→ **Requirement**
Check every line below for the word "الرحمن" and show those that hold it.

→ **Records for this exercise**

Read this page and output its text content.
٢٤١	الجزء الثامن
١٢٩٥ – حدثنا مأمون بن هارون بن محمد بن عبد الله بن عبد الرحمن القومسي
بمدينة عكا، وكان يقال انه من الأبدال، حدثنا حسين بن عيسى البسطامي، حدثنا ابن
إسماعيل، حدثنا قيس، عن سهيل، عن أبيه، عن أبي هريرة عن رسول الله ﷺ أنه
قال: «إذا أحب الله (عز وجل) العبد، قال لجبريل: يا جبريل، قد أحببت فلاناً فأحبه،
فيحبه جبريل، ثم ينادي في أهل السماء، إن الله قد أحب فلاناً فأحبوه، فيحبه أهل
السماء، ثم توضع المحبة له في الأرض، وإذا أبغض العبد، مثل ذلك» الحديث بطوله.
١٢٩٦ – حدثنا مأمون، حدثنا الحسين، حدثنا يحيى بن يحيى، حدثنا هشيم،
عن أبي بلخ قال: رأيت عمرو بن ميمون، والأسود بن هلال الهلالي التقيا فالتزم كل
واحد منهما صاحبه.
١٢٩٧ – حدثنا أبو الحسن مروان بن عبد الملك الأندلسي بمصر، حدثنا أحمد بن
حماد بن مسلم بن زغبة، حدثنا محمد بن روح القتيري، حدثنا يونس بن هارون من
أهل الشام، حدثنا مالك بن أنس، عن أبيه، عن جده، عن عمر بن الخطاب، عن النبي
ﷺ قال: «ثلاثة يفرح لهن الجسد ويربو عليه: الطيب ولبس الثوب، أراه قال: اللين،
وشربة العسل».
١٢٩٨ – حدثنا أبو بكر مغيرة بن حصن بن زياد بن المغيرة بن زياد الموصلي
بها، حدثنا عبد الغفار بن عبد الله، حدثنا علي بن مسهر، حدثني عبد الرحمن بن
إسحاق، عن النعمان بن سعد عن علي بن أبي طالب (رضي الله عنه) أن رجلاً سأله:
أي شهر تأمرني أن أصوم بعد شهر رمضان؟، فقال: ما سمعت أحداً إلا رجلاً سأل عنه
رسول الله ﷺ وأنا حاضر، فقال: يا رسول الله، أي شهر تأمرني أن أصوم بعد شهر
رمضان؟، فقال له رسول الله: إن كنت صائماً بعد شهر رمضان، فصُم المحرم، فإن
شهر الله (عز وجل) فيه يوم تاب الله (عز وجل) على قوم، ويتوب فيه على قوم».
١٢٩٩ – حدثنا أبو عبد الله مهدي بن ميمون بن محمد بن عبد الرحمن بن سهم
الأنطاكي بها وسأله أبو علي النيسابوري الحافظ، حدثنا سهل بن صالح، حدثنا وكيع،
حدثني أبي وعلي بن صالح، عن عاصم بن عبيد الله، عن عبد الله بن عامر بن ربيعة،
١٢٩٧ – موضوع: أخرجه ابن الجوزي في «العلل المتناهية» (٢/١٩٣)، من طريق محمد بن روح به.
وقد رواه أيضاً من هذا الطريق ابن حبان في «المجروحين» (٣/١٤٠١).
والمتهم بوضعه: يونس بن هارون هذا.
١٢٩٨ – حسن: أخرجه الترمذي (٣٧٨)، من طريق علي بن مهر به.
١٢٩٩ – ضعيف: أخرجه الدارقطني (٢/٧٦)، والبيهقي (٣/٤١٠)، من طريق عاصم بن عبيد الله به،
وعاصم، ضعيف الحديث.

→ **Answer to this exercise**
١٢٩٥ – حدثنا مأمون بن هارون بن محمد بن عبد الله بن عبد الرحمن القومسي
بها، حدثنا عبد الغفار بن عبد الله، حدثنا علي بن مسهر، حدثني عبد الرحمن بن
١٢٩٩ – حدثنا أبو عبد الله مهدي بن ميمون بن محمد بن عبد الرحمن بن سهم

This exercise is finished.